-- start Task data --

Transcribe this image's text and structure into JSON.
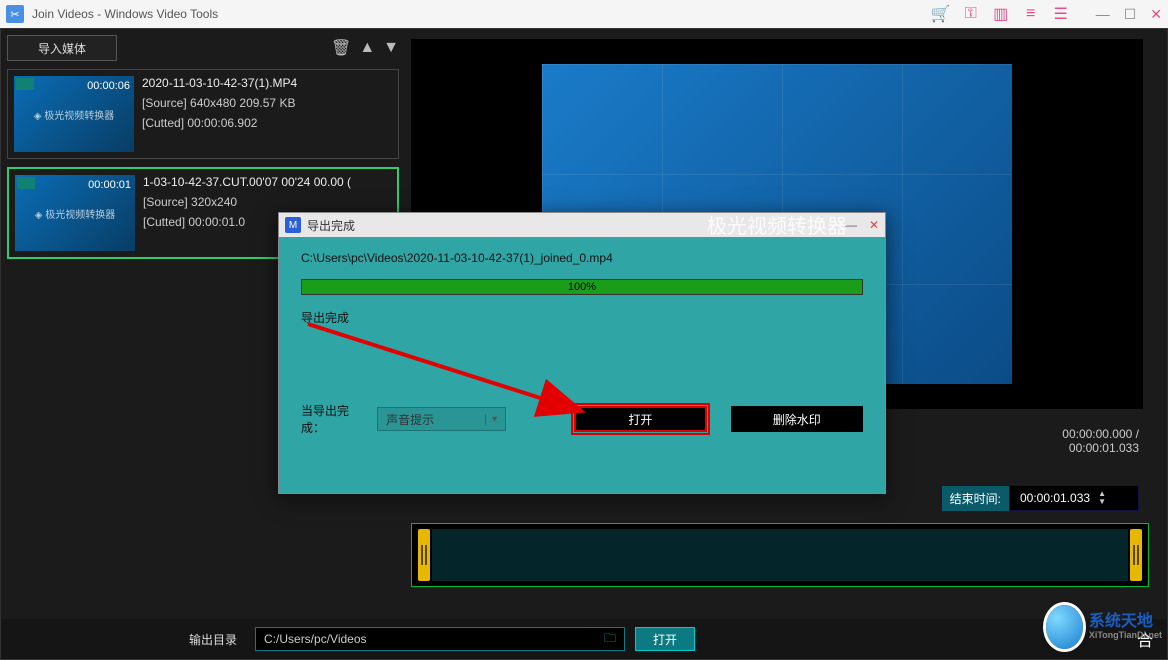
{
  "titlebar": {
    "title": "Join Videos - Windows Video Tools"
  },
  "left": {
    "import_label": "导入媒体",
    "items": [
      {
        "duration": "00:00:06",
        "filename": "2020-11-03-10-42-37(1).MP4",
        "source": "[Source] 640x480 209.57 KB",
        "cutted": "[Cutted] 00:00:06.902"
      },
      {
        "duration": "00:00:01",
        "filename": "1-03-10-42-37.CUT.00'07  00'24  00.00 (",
        "source": "[Source] 320x240 ",
        "cutted": "[Cutted] 00:00:01.0"
      }
    ]
  },
  "preview": {
    "center_text": "极光视频转换器"
  },
  "time": {
    "current": "00:00:00.000 /",
    "total": "00:00:01.033",
    "end_label": "结束时间:",
    "end_value": "00:00:01.033"
  },
  "bottom": {
    "label": "输出目录",
    "path": "C:/Users/pc/Videos",
    "open": "打开",
    "merge": "合"
  },
  "dialog": {
    "title": "导出完成",
    "path": "C:\\Users\\pc\\Videos\\2020-11-03-10-42-37(1)_joined_0.mp4",
    "percent": "100%",
    "status": "导出完成",
    "on_complete_label": "当导出完成：",
    "select_value": "声音提示",
    "open_btn": "打开",
    "remove_wm_btn": "删除水印"
  },
  "watermark": {
    "name": "系统天地",
    "url": "XiTongTianDi.net"
  }
}
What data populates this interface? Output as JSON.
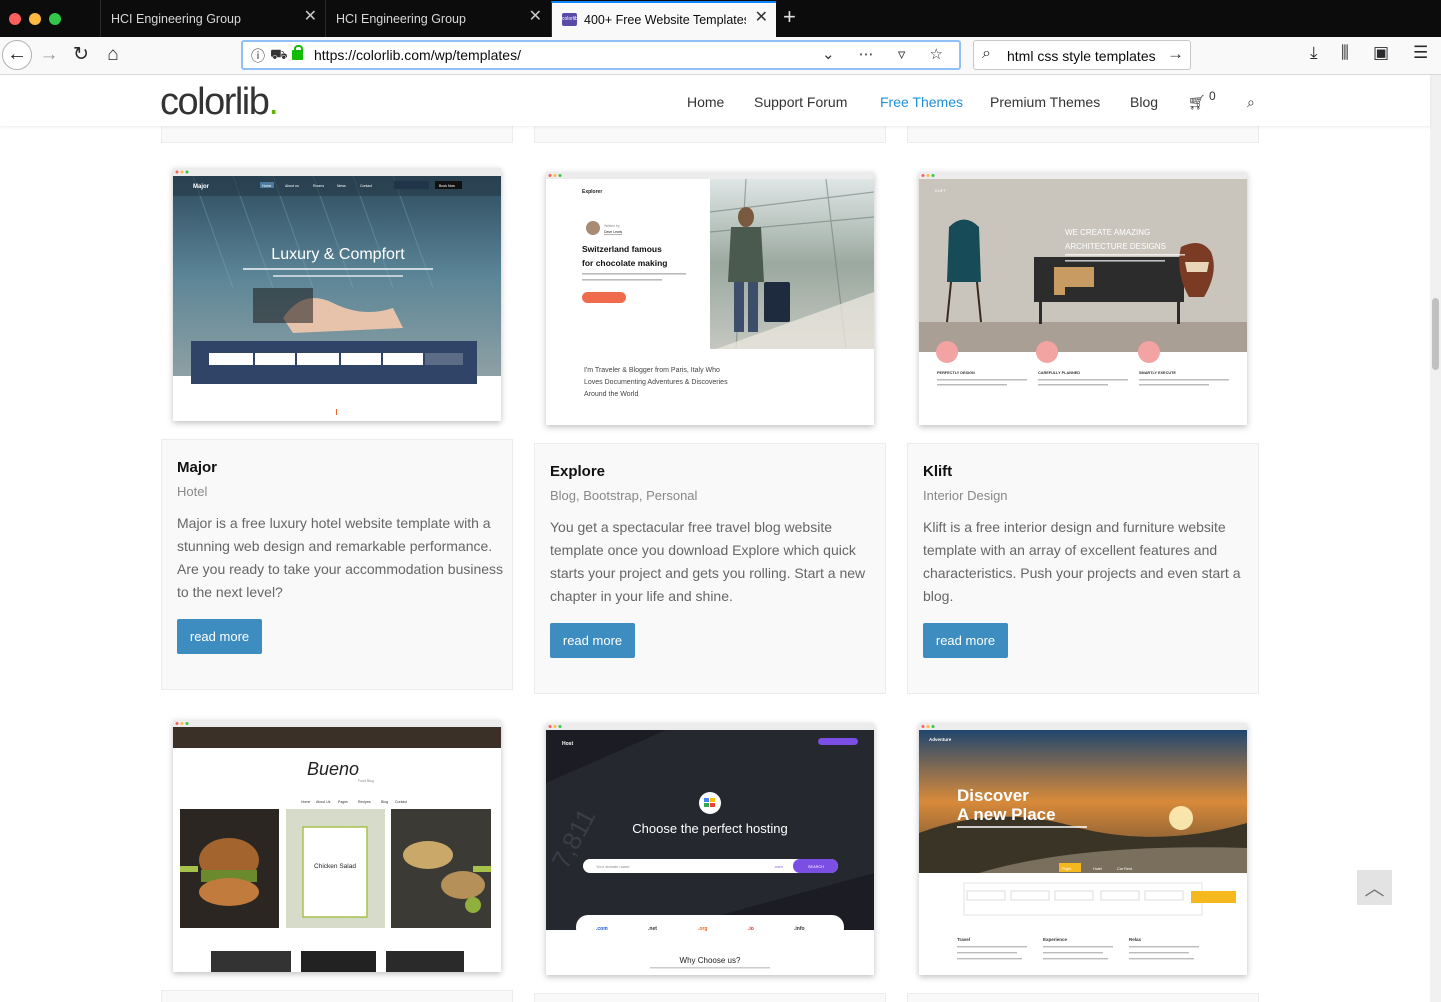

-- end Task data --

◆ **Problem**:
List all lines above in which the string "filename" appears.

◆ **Full response**:
        "filename": "2020-11-03-10-42-37(1).MP4",
        "filename": "1-03-10-42-37.CUT.00'07  00'24  00.00 (",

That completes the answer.